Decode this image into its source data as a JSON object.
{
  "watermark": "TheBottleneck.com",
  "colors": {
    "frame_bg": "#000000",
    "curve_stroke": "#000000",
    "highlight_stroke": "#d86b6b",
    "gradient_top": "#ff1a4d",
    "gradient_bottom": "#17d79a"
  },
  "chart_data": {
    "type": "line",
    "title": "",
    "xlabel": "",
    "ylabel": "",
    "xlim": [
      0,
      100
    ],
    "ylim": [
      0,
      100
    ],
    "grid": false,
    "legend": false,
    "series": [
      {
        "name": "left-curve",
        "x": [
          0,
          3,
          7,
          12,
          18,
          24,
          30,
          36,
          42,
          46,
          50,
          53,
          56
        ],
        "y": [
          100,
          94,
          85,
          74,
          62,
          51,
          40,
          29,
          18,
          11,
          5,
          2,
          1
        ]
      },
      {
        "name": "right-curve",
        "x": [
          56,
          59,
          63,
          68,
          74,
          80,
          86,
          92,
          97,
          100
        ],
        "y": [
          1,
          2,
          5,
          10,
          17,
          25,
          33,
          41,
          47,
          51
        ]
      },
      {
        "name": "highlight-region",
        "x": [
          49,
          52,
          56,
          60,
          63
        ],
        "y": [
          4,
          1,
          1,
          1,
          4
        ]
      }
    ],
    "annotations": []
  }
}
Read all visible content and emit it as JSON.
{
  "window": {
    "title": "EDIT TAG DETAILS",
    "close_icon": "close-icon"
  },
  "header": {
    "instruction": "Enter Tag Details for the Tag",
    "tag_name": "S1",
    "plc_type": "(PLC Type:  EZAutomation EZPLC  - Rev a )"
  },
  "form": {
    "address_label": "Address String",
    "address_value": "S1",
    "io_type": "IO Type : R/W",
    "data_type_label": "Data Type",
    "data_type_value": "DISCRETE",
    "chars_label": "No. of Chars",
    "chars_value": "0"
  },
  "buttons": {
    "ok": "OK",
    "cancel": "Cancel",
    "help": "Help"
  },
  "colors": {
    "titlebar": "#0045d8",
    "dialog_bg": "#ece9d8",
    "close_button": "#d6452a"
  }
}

(EXERCISE REQUIREMENTS) Show, from the listing above, each line that contains the word "JSON".

(WRITTEN REPLY)
Decode this image into its source data as a JSON object.
Read all visible content and emit it as JSON.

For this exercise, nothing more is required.